Output all entries verbatim. Skip pictures.

___ Dataset entries ___

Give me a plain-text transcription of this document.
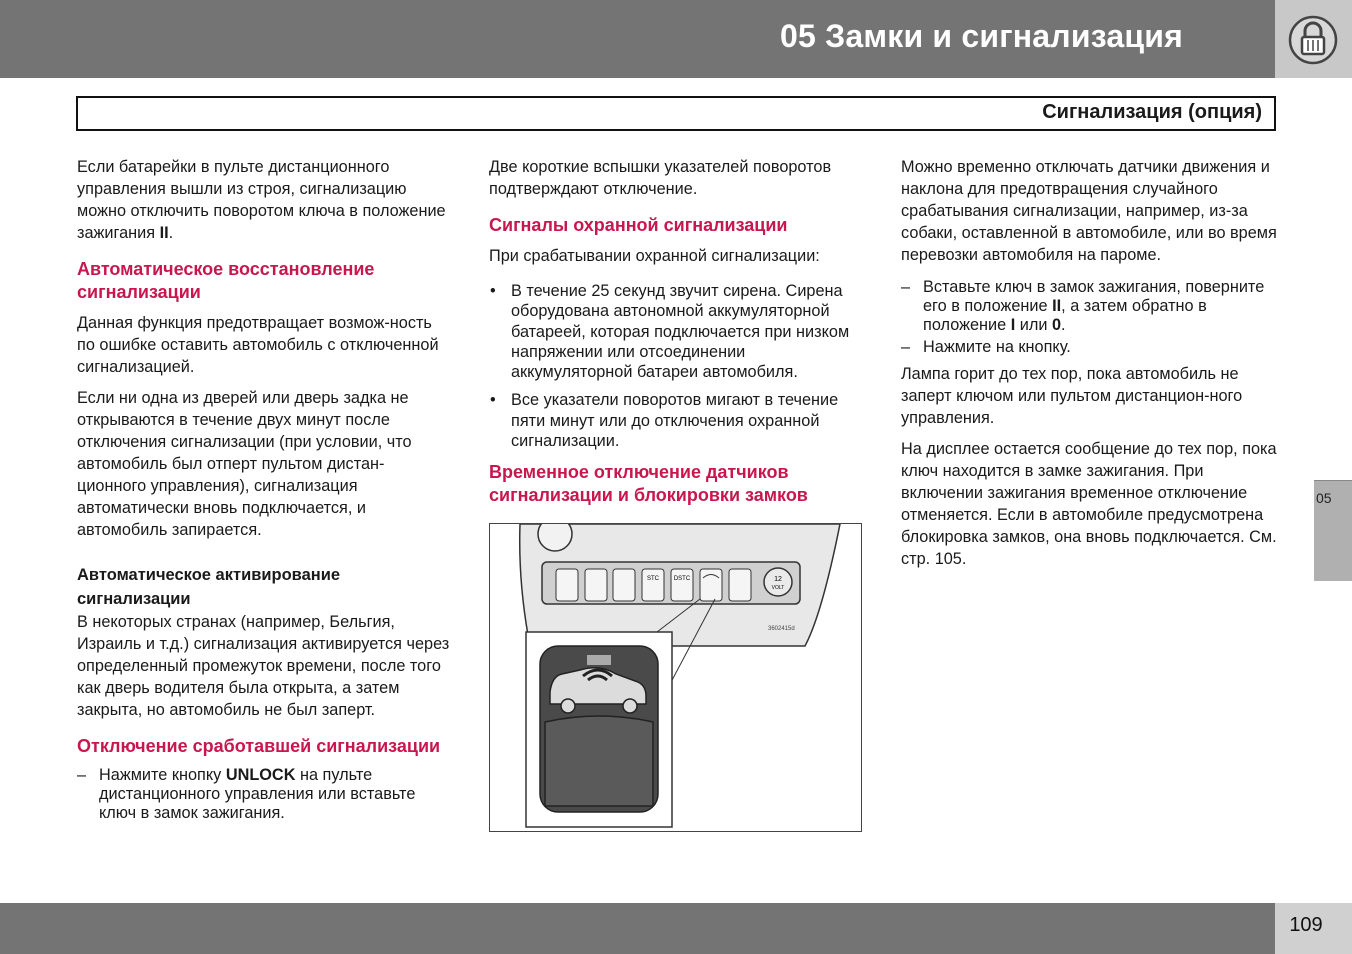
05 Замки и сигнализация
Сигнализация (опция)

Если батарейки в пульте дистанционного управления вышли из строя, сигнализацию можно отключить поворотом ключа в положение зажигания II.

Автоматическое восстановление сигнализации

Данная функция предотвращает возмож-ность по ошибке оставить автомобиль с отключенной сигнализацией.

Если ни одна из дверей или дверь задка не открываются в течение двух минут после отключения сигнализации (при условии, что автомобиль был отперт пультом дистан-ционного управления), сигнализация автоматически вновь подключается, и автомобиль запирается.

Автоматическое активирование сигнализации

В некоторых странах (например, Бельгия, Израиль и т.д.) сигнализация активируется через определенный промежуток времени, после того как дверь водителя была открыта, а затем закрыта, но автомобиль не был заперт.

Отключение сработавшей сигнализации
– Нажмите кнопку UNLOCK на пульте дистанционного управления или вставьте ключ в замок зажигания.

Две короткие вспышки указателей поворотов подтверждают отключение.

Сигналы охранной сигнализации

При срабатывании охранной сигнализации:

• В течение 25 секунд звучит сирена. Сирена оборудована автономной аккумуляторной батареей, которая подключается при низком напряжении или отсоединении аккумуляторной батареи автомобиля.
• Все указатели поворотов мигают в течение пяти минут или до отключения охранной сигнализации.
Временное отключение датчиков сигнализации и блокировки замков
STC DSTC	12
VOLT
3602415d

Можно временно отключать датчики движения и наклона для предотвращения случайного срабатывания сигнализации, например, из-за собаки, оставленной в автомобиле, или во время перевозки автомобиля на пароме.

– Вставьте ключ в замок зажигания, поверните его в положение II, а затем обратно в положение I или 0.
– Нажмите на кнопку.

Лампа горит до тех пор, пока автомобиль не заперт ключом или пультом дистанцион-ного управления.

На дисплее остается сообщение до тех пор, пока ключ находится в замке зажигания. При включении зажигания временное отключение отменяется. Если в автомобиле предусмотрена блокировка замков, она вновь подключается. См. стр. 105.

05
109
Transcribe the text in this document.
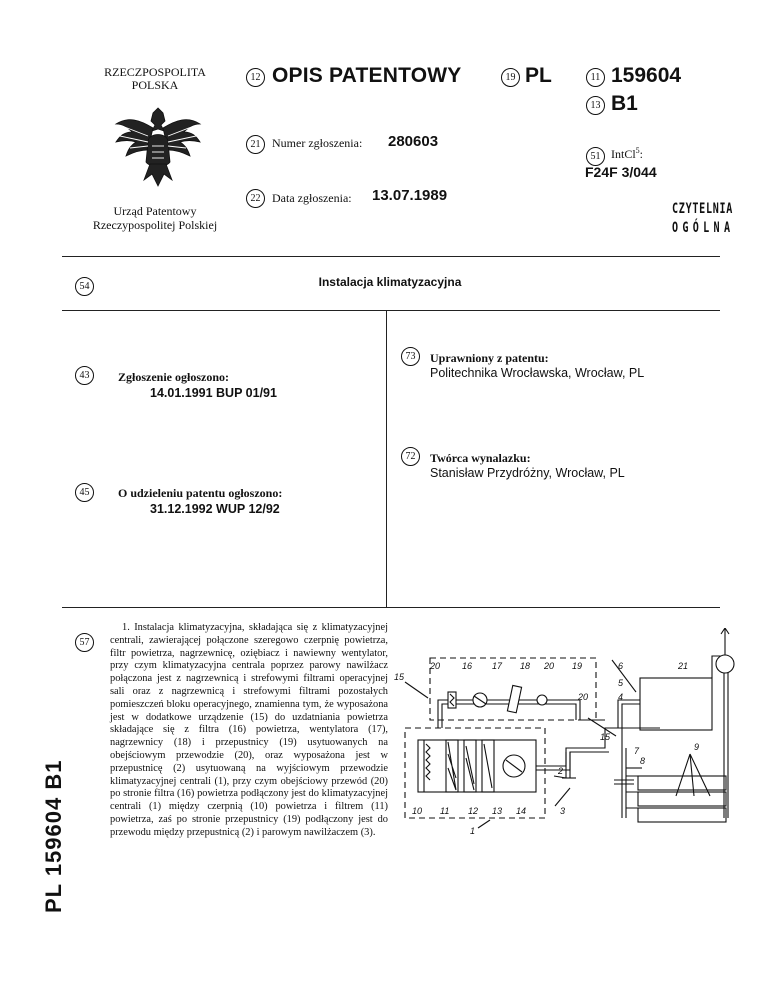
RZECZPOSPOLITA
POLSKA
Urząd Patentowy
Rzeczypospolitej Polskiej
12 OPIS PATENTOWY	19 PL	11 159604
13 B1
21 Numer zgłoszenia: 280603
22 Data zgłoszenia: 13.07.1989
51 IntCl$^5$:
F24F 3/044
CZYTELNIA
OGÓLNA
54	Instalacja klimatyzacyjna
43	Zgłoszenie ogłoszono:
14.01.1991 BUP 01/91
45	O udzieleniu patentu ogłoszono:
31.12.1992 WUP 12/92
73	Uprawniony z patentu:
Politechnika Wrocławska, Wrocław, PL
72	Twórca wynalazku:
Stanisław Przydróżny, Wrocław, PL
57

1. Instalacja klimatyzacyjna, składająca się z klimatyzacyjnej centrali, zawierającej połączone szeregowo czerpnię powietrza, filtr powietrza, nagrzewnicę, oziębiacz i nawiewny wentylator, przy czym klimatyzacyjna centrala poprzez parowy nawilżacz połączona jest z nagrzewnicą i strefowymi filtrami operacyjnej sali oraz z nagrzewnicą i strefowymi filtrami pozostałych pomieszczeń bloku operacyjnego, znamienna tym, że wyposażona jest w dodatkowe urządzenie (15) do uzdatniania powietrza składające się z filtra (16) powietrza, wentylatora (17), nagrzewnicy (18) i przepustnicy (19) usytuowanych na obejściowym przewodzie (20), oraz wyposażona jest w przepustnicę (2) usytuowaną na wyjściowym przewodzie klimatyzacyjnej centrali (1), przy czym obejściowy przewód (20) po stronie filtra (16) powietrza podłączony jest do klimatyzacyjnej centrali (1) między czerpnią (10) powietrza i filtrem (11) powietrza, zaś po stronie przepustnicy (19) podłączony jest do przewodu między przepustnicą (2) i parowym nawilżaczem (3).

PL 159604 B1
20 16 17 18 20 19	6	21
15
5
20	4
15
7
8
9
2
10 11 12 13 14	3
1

___

### Complete response
Give me a plain-text transcription of this document.
05 Замки и сигнализация
Сигнализация (опция)

Если батарейки в пульте дистанционного управления вышли из строя, сигнализацию можно отключить поворотом ключа в положение зажигания II.

Автоматическое восстановление сигнализации

Данная функция предотвращает возмож-ность по ошибке оставить автомобиль с отключенной сигнализацией.

Если ни одна из дверей или дверь задка не открываются в течение двух минут после отключения сигнализации (при условии, что автомобиль был отперт пультом дистан-ционного управления), сигнализация автоматически вновь подключается, и автомобиль запирается.

Автоматическое активирование сигнализации

В некоторых странах (например, Бельгия, Израиль и т.д.) сигнализация активируется через определенный промежуток времени, после того как дверь водителя была открыта, а затем закрыта, но автомобиль не был заперт.

Отключение сработавшей сигнализации
– Нажмите кнопку UNLOCK на пульте дистанционного управления или вставьте ключ в замок зажигания.

Две короткие вспышки указателей поворотов подтверждают отключение.

Сигналы охранной сигнализации

При срабатывании охранной сигнализации:

• В течение 25 секунд звучит сирена. Сирена оборудована автономной аккумуляторной батареей, которая подключается при низком напряжении или отсоединении аккумуляторной батареи автомобиля.
• Все указатели поворотов мигают в течение пяти минут или до отключения охранной сигнализации.
Временное отключение датчиков сигнализации и блокировки замков
STC DSTC	12
VOLT
3602415d

Можно временно отключать датчики движения и наклона для предотвращения случайного срабатывания сигнализации, например, из-за собаки, оставленной в автомобиле, или во время перевозки автомобиля на пароме.

– Вставьте ключ в замок зажигания, поверните его в положение II, а затем обратно в положение I или 0.
– Нажмите на кнопку.

Лампа горит до тех пор, пока автомобиль не заперт ключом или пультом дистанцион-ного управления.

На дисплее остается сообщение до тех пор, пока ключ находится в замке зажигания. При включении зажигания временное отключение отменяется. Если в автомобиле предусмотрена блокировка замков, она вновь подключается. См. стр. 105.

05
109
Transcribe the text in this document.
RZECZPOSPOLITA
POLSKA
Urząd Patentowy
Rzeczypospolitej Polskiej
12 OPIS PATENTOWY	19 PL	11 159604
13 B1
21 Numer zgłoszenia: 280603
22 Data zgłoszenia: 13.07.1989
51 IntCl$^5$:
F24F 3/044
CZYTELNIA
OGÓLNA
54	Instalacja klimatyzacyjna
43	Zgłoszenie ogłoszono:
14.01.1991 BUP 01/91
45	O udzieleniu patentu ogłoszono:
31.12.1992 WUP 12/92
73	Uprawniony z patentu:
Politechnika Wrocławska, Wrocław, PL
72	Twórca wynalazku:
Stanisław Przydróżny, Wrocław, PL
57

1. Instalacja klimatyzacyjna, składająca się z klimatyzacyjnej centrali, zawierającej połączone szeregowo czerpnię powietrza, filtr powietrza, nagrzewnicę, oziębiacz i nawiewny wentylator, przy czym klimatyzacyjna centrala poprzez parowy nawilżacz połączona jest z nagrzewnicą i strefowymi filtrami operacyjnej sali oraz z nagrzewnicą i strefowymi filtrami pozostałych pomieszczeń bloku operacyjnego, znamienna tym, że wyposażona jest w dodatkowe urządzenie (15) do uzdatniania powietrza składające się z filtra (16) powietrza, wentylatora (17), nagrzewnicy (18) i przepustnicy (19) usytuowanych na obejściowym przewodzie (20), oraz wyposażona jest w przepustnicę (2) usytuowaną na wyjściowym przewodzie klimatyzacyjnej centrali (1), przy czym obejściowy przewód (20) po stronie filtra (16) powietrza podłączony jest do klimatyzacyjnej centrali (1) między czerpnią (10) powietrza i filtrem (11) powietrza, zaś po stronie przepustnicy (19) podłączony jest do przewodu między przepustnicą (2) i parowym nawilżaczem (3).

PL 159604 B1
20 16 17 18 20 19	6	21
15
5
20	4
15
7
8
9
2
10 11 12 13 14	3
1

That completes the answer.